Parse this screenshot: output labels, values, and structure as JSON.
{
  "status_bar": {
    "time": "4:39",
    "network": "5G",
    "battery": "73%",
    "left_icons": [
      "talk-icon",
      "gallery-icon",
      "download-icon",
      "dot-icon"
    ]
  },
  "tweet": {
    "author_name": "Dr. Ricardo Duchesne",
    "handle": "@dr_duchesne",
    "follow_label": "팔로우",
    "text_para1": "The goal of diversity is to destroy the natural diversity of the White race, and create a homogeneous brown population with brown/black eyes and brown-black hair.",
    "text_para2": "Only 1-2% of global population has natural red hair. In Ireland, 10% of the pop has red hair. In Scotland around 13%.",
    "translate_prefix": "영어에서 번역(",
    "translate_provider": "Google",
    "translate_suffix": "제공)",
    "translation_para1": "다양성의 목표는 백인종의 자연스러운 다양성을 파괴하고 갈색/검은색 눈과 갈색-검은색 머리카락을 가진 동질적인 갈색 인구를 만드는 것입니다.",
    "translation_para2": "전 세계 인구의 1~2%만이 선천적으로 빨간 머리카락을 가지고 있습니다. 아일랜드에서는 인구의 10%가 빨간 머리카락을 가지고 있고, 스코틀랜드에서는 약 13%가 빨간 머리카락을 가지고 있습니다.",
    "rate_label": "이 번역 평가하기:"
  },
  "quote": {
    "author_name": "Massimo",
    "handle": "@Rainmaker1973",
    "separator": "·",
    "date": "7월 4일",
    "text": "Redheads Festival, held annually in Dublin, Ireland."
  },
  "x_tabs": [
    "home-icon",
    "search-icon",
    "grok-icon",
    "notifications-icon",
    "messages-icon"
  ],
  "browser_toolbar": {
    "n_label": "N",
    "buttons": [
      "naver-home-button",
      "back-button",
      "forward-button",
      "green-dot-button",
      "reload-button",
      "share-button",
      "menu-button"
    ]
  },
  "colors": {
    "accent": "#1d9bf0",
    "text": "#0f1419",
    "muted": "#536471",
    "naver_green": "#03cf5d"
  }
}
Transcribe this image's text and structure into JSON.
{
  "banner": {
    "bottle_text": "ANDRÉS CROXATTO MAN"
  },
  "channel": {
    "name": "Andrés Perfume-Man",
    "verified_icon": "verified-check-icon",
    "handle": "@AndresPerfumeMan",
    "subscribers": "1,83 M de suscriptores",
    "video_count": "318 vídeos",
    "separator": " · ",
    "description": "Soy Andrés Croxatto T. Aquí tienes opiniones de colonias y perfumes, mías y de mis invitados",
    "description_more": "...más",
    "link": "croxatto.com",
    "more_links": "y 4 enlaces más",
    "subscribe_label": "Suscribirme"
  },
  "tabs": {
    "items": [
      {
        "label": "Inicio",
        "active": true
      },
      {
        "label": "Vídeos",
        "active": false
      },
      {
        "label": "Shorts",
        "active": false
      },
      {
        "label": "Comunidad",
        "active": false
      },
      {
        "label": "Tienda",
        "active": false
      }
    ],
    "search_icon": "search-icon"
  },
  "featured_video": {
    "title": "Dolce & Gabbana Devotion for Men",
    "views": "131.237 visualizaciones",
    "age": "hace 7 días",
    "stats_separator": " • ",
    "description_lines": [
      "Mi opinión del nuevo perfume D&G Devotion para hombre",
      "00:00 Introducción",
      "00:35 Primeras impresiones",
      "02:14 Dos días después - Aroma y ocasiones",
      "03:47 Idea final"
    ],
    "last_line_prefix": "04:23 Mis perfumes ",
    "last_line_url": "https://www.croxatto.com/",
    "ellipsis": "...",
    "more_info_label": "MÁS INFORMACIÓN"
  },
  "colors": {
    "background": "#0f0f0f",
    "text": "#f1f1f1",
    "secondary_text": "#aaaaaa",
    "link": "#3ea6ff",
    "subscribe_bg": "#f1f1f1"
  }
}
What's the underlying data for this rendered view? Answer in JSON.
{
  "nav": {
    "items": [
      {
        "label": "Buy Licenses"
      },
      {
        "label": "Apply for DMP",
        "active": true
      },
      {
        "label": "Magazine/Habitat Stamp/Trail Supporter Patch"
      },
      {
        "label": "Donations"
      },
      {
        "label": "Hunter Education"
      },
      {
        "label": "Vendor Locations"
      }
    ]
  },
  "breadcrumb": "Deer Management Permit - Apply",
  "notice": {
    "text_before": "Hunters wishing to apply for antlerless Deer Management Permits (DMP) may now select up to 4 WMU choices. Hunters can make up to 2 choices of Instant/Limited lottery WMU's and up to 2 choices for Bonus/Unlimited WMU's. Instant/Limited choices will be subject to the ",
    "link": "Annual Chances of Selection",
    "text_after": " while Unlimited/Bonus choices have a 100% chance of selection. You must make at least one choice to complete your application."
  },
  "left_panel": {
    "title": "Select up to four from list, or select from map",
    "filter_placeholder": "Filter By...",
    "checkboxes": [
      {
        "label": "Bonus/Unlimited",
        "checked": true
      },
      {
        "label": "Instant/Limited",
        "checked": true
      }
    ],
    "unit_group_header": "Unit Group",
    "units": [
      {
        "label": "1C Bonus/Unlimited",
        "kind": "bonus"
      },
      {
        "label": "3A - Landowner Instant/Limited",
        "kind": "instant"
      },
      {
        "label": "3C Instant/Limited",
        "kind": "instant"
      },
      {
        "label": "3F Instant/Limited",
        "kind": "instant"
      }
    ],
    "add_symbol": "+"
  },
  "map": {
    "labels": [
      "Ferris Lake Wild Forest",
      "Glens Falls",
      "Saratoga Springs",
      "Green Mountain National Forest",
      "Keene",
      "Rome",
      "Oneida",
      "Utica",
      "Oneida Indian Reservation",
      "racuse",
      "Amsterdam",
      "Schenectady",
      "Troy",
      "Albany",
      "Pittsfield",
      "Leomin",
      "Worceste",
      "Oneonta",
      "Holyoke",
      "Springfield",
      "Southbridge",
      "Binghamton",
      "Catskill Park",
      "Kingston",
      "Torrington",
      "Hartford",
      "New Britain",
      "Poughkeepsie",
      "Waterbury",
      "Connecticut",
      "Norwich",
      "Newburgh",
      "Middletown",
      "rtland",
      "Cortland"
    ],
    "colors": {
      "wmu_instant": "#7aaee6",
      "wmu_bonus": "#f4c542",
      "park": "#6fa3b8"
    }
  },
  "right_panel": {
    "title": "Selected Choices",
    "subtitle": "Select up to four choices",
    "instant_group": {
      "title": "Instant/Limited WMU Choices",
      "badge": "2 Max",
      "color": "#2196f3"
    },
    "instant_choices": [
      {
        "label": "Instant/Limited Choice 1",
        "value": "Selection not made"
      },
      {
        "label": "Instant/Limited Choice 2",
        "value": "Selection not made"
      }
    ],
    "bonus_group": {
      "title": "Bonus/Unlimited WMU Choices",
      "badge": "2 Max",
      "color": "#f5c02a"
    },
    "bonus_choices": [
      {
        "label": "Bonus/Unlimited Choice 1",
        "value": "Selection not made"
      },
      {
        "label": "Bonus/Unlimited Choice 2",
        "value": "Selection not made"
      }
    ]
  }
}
• • • • • • •
=== TASK STATEMENT ===
Output all preceding records character for character.

=== WRITTEN SOLUTION ===
Parse this screenshot: output labels, values, and structure as JSON.
{
  "status_bar": {
    "time": "4:39",
    "network": "5G",
    "battery": "73%",
    "left_icons": [
      "talk-icon",
      "gallery-icon",
      "download-icon",
      "dot-icon"
    ]
  },
  "tweet": {
    "author_name": "Dr. Ricardo Duchesne",
    "handle": "@dr_duchesne",
    "follow_label": "팔로우",
    "text_para1": "The goal of diversity is to destroy the natural diversity of the White race, and create a homogeneous brown population with brown/black eyes and brown-black hair.",
    "text_para2": "Only 1-2% of global population has natural red hair. In Ireland, 10% of the pop has red hair. In Scotland around 13%.",
    "translate_prefix": "영어에서 번역(",
    "translate_provider": "Google",
    "translate_suffix": "제공)",
    "translation_para1": "다양성의 목표는 백인종의 자연스러운 다양성을 파괴하고 갈색/검은색 눈과 갈색-검은색 머리카락을 가진 동질적인 갈색 인구를 만드는 것입니다.",
    "translation_para2": "전 세계 인구의 1~2%만이 선천적으로 빨간 머리카락을 가지고 있습니다. 아일랜드에서는 인구의 10%가 빨간 머리카락을 가지고 있고, 스코틀랜드에서는 약 13%가 빨간 머리카락을 가지고 있습니다.",
    "rate_label": "이 번역 평가하기:"
  },
  "quote": {
    "author_name": "Massimo",
    "handle": "@Rainmaker1973",
    "separator": "·",
    "date": "7월 4일",
    "text": "Redheads Festival, held annually in Dublin, Ireland."
  },
  "x_tabs": [
    "home-icon",
    "search-icon",
    "grok-icon",
    "notifications-icon",
    "messages-icon"
  ],
  "browser_toolbar": {
    "n_label": "N",
    "buttons": [
      "naver-home-button",
      "back-button",
      "forward-button",
      "green-dot-button",
      "reload-button",
      "share-button",
      "menu-button"
    ]
  },
  "colors": {
    "accent": "#1d9bf0",
    "text": "#0f1419",
    "muted": "#536471",
    "naver_green": "#03cf5d"
  }
}
Transcribe this image's text and structure into JSON.
{
  "banner": {
    "bottle_text": "ANDRÉS CROXATTO MAN"
  },
  "channel": {
    "name": "Andrés Perfume-Man",
    "verified_icon": "verified-check-icon",
    "handle": "@AndresPerfumeMan",
    "subscribers": "1,83 M de suscriptores",
    "video_count": "318 vídeos",
    "separator": " · ",
    "description": "Soy Andrés Croxatto T. Aquí tienes opiniones de colonias y perfumes, mías y de mis invitados",
    "description_more": "...más",
    "link": "croxatto.com",
    "more_links": "y 4 enlaces más",
    "subscribe_label": "Suscribirme"
  },
  "tabs": {
    "items": [
      {
        "label": "Inicio",
        "active": true
      },
      {
        "label": "Vídeos",
        "active": false
      },
      {
        "label": "Shorts",
        "active": false
      },
      {
        "label": "Comunidad",
        "active": false
      },
      {
        "label": "Tienda",
        "active": false
      }
    ],
    "search_icon": "search-icon"
  },
  "featured_video": {
    "title": "Dolce & Gabbana Devotion for Men",
    "views": "131.237 visualizaciones",
    "age": "hace 7 días",
    "stats_separator": " • ",
    "description_lines": [
      "Mi opinión del nuevo perfume D&G Devotion para hombre",
      "00:00 Introducción",
      "00:35 Primeras impresiones",
      "02:14 Dos días después - Aroma y ocasiones",
      "03:47 Idea final"
    ],
    "last_line_prefix": "04:23 Mis perfumes ",
    "last_line_url": "https://www.croxatto.com/",
    "ellipsis": "...",
    "more_info_label": "MÁS INFORMACIÓN"
  },
  "colors": {
    "background": "#0f0f0f",
    "text": "#f1f1f1",
    "secondary_text": "#aaaaaa",
    "link": "#3ea6ff",
    "subscribe_bg": "#f1f1f1"
  }
}
What's the underlying data for this rendered view? Answer in JSON.
{
  "nav": {
    "items": [
      {
        "label": "Buy Licenses"
      },
      {
        "label": "Apply for DMP",
        "active": true
      },
      {
        "label": "Magazine/Habitat Stamp/Trail Supporter Patch"
      },
      {
        "label": "Donations"
      },
      {
        "label": "Hunter Education"
      },
      {
        "label": "Vendor Locations"
      }
    ]
  },
  "breadcrumb": "Deer Management Permit - Apply",
  "notice": {
    "text_before": "Hunters wishing to apply for antlerless Deer Management Permits (DMP) may now select up to 4 WMU choices. Hunters can make up to 2 choices of Instant/Limited lottery WMU's and up to 2 choices for Bonus/Unlimited WMU's. Instant/Limited choices will be subject to the ",
    "link": "Annual Chances of Selection",
    "text_after": " while Unlimited/Bonus choices have a 100% chance of selection. You must make at least one choice to complete your application."
  },
  "left_panel": {
    "title": "Select up to four from list, or select from map",
    "filter_placeholder": "Filter By...",
    "checkboxes": [
      {
        "label": "Bonus/Unlimited",
        "checked": true
      },
      {
        "label": "Instant/Limited",
        "checked": true
      }
    ],
    "unit_group_header": "Unit Group",
    "units": [
      {
        "label": "1C Bonus/Unlimited",
        "kind": "bonus"
      },
      {
        "label": "3A - Landowner Instant/Limited",
        "kind": "instant"
      },
      {
        "label": "3C Instant/Limited",
        "kind": "instant"
      },
      {
        "label": "3F Instant/Limited",
        "kind": "instant"
      }
    ],
    "add_symbol": "+"
  },
  "map": {
    "labels": [
      "Ferris Lake Wild Forest",
      "Glens Falls",
      "Saratoga Springs",
      "Green Mountain National Forest",
      "Keene",
      "Rome",
      "Oneida",
      "Utica",
      "Oneida Indian Reservation",
      "racuse",
      "Amsterdam",
      "Schenectady",
      "Troy",
      "Albany",
      "Pittsfield",
      "Leomin",
      "Worceste",
      "Oneonta",
      "Holyoke",
      "Springfield",
      "Southbridge",
      "Binghamton",
      "Catskill Park",
      "Kingston",
      "Torrington",
      "Hartford",
      "New Britain",
      "Poughkeepsie",
      "Waterbury",
      "Connecticut",
      "Norwich",
      "Newburgh",
      "Middletown",
      "rtland",
      "Cortland"
    ],
    "colors": {
      "wmu_instant": "#7aaee6",
      "wmu_bonus": "#f4c542",
      "park": "#6fa3b8"
    }
  },
  "right_panel": {
    "title": "Selected Choices",
    "subtitle": "Select up to four choices",
    "instant_group": {
      "title": "Instant/Limited WMU Choices",
      "badge": "2 Max",
      "color": "#2196f3"
    },
    "instant_choices": [
      {
        "label": "Instant/Limited Choice 1",
        "value": "Selection not made"
      },
      {
        "label": "Instant/Limited Choice 2",
        "value": "Selection not made"
      }
    ],
    "bonus_group": {
      "title": "Bonus/Unlimited WMU Choices",
      "badge": "2 Max",
      "color": "#f5c02a"
    },
    "bonus_choices": [
      {
        "label": "Bonus/Unlimited Choice 1",
        "value": "Selection not made"
      },
      {
        "label": "Bonus/Unlimited Choice 2",
        "value": "Selection not made"
      }
    ]
  }
}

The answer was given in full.